--- Supplied data ---
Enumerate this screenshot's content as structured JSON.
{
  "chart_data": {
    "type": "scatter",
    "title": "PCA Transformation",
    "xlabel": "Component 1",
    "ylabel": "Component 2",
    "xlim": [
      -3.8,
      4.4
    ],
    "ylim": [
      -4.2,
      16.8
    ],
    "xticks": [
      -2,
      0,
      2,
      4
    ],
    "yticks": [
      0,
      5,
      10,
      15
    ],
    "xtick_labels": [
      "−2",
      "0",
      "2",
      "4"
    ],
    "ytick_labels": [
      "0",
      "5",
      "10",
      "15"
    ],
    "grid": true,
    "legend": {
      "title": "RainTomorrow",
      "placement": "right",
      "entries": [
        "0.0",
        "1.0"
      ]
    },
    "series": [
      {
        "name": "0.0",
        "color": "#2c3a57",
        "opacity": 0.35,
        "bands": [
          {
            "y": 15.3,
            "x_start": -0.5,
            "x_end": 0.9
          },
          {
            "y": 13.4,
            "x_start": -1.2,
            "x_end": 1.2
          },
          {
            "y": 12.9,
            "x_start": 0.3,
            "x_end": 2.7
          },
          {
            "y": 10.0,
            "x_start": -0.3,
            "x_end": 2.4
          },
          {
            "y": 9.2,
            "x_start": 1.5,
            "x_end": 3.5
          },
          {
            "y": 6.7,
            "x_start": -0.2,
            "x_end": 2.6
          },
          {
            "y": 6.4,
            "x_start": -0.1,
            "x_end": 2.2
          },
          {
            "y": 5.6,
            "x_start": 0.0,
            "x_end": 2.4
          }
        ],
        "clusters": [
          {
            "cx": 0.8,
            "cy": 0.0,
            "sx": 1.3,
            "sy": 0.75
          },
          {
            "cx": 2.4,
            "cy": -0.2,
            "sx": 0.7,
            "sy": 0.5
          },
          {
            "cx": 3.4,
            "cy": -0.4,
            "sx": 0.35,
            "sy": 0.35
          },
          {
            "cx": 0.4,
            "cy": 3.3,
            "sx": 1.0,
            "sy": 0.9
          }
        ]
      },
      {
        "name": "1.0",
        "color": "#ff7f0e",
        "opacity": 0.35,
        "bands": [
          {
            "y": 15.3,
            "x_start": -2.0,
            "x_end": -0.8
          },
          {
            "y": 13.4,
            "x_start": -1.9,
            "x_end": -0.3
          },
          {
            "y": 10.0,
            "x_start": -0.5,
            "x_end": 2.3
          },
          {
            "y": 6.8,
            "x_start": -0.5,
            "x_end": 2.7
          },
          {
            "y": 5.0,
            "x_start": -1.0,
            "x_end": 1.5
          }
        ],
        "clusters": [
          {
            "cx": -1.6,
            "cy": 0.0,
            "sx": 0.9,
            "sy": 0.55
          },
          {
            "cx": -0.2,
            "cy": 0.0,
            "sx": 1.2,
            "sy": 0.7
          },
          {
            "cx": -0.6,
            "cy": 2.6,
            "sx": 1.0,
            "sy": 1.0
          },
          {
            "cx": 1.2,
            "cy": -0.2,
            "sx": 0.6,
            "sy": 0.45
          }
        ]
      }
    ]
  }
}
---
Copy out every line of the data that includes the word "title".

| The completed task |
    "title": "PCA Transformation",
      "title": "RainTomorrow",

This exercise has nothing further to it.